- CONSIGNE:
Poursuivez le récit de l'agression sur le boulevard en reprenant juste après sa dernière ligne.

- EXTRAIT DU TEXTE:
★ ★ ★

Il était environ 17h15, début février. Il ne faisait pas très chaud ce jour-là. Je portais ma longue doudoune et une grosse écharpe autour du cou. Comme tous les soirs après le travail, je remontais le boulevard jusqu’à ma place de parking lorsque j’ai soudainement senti des doigts se glisser dans mon cou et des ongles s’enfoncer dans ma peau. Violemment tirée en arrière, je me suis retrouvée par terre.
Mon premier réflexe a été de me protéger. Je me suis recroquevillée sur moi-même et j’ai plongé mon visage dans mes mains. Mon agresseur a essayé d’attraper mes bagues et mes chaînes, mais j’étais tellement tétanisée, crispée… J’avais une force inouïe. Il ne pouvait rien faire. Il n’arrivait pas à me prendre mes bijoux. Et ça l’a rendu fou.
« Les coups ne s’arrêtaient pas, il ne se calmait pas »

★ ★ ★

- DONNÉES FOURNIES:

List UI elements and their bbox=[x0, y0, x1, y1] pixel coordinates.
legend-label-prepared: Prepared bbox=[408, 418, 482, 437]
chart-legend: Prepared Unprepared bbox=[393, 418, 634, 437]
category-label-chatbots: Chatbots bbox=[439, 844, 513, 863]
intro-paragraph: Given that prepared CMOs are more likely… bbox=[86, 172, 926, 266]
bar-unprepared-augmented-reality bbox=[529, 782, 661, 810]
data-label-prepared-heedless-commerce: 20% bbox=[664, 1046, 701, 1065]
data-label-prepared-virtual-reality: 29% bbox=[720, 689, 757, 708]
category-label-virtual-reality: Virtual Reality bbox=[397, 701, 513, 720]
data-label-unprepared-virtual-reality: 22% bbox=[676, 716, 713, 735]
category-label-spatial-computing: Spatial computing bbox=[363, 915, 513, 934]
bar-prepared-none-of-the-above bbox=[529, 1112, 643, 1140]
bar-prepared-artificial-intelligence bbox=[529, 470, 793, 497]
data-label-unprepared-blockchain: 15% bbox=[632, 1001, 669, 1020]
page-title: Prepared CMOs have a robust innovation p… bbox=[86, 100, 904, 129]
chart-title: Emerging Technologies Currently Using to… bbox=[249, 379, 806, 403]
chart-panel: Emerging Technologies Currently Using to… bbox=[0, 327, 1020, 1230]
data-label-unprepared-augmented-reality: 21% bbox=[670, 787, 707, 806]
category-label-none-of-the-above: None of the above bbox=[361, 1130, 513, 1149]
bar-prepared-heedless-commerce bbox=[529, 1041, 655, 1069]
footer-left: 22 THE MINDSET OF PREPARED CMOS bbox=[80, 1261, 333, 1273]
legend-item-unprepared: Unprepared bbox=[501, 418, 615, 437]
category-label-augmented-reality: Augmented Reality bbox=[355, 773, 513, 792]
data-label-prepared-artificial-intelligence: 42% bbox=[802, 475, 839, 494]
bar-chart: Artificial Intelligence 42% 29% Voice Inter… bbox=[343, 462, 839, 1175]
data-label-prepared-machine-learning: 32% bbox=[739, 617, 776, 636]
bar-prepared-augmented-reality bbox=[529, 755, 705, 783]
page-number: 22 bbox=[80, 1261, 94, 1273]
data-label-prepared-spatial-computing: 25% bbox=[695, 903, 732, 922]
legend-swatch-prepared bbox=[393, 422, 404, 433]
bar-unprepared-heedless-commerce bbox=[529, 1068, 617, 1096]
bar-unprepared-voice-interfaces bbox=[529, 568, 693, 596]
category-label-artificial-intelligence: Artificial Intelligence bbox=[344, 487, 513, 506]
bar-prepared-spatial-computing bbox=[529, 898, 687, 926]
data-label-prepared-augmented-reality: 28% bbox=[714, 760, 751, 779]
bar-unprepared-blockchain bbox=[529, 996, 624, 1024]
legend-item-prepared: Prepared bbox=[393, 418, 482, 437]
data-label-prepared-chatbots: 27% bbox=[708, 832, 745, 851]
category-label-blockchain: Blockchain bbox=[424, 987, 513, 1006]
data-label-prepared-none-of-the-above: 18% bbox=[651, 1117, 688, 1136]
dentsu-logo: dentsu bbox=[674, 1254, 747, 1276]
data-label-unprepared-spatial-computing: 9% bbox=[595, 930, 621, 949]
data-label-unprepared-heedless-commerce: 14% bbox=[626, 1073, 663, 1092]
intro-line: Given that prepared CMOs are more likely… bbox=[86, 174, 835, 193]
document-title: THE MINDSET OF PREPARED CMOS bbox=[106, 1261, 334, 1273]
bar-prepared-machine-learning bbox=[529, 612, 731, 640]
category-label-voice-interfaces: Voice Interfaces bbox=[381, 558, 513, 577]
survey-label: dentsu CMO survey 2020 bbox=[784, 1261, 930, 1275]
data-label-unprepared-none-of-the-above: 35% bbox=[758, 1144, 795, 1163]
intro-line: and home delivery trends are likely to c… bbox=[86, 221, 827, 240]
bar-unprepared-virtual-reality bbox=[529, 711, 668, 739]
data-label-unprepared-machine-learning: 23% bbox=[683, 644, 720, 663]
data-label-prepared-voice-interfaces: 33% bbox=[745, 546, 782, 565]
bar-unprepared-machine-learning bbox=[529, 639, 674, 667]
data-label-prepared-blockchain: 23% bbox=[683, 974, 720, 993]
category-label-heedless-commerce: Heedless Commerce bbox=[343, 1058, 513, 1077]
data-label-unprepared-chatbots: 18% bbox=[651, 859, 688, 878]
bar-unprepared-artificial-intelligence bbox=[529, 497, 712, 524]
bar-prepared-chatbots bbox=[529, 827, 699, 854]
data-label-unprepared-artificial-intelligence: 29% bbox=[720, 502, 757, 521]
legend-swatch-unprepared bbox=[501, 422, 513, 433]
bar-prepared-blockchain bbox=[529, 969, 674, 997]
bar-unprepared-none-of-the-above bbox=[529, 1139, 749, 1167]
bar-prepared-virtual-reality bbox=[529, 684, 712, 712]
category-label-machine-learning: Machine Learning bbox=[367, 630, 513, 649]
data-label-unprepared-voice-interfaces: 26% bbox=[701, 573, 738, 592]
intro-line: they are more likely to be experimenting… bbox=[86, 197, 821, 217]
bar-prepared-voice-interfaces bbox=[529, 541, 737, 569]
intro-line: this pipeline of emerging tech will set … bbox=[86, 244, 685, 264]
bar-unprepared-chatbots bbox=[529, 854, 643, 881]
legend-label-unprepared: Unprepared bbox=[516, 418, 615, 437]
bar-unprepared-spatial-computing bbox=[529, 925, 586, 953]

★ ★ ★

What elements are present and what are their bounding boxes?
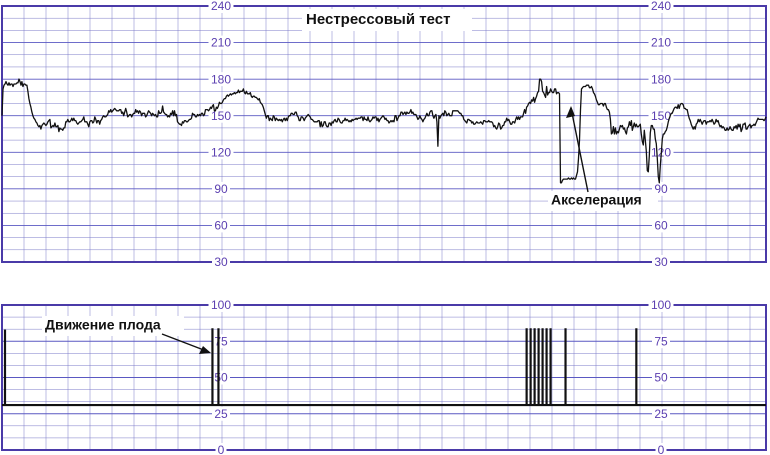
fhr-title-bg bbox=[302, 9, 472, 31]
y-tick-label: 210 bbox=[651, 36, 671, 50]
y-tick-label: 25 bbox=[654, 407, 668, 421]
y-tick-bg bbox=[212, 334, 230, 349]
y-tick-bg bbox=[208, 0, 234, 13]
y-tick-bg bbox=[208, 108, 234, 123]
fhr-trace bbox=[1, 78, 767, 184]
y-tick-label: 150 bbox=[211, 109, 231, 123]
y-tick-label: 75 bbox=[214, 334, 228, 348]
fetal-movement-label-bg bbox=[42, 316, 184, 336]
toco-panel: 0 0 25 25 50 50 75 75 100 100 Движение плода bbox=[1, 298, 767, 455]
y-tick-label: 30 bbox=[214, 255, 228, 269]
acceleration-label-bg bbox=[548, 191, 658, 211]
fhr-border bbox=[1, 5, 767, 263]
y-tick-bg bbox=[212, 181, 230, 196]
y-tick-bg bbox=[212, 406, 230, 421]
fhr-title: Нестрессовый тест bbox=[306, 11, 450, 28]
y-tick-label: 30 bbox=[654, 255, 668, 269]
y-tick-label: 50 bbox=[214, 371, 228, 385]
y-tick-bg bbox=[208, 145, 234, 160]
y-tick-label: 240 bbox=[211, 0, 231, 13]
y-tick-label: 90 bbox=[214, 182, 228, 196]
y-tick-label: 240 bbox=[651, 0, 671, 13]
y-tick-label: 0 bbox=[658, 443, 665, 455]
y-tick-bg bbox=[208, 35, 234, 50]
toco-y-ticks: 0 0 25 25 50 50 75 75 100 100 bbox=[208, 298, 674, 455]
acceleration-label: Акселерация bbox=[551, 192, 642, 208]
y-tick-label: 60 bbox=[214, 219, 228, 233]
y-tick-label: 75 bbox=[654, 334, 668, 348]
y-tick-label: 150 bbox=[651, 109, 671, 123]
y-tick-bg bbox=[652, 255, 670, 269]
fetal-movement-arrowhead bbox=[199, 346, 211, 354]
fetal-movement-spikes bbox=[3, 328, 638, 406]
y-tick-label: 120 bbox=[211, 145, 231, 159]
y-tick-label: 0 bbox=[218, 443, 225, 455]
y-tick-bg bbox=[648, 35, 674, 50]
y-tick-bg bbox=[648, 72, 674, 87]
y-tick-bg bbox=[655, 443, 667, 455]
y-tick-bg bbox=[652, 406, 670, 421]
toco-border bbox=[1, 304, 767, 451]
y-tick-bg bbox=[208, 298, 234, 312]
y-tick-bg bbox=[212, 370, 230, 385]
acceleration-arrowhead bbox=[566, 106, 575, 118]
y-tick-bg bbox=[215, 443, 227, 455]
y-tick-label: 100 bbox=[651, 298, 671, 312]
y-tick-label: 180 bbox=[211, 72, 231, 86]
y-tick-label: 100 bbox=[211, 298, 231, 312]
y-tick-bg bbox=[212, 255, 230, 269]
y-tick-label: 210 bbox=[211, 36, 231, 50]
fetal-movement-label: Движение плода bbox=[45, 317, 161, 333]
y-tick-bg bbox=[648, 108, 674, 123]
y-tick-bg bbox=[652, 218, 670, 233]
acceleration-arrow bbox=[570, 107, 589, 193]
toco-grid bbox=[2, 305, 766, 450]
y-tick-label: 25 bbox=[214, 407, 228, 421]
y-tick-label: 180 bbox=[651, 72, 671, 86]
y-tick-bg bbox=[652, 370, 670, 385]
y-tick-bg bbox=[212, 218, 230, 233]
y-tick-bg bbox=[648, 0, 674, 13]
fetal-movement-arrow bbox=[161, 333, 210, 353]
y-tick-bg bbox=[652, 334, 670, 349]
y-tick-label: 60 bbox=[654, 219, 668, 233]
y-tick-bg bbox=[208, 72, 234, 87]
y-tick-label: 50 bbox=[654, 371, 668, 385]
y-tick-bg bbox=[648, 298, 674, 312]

★ ★ ★

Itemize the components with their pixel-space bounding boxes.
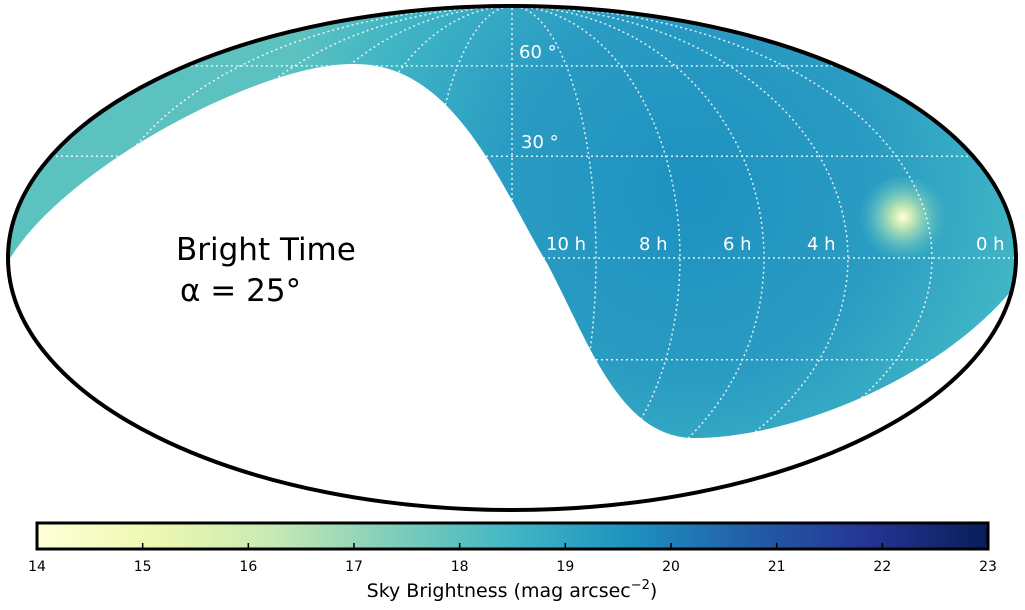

★ ★ ★

- RÉSULTAT:
Il s’est mis à hurler et, comme je ne cédais pas, la violence est montée d’un cran. Il m’a attrapée par les cheveux et m’a traînée au sol. J’ai reçu des coups de pied dans les jambes, des coups de poing sur le crâne. Je ne sais pas combien de temps ça a duré. Cela m’a paru être une éternité… Jusqu’à ce que j’entende quelqu’un crier : « Lâche-la, lâche-la, lâche-la ! »
Ça a été un tel soulagement. Honnêtement, il était tellement énervé. J’ai vraiment cru qu’il allait me tuer. Les coups ne s’arrêtaient pas, il ne se calmait pas. Je ne comprenais pas ce qu’il me disait. Heureusement, peut-être… il ne parlait pas français. J’ai appris plus tard des forces de l’ordre qu’il s’agissait sûrement d’un Albanais.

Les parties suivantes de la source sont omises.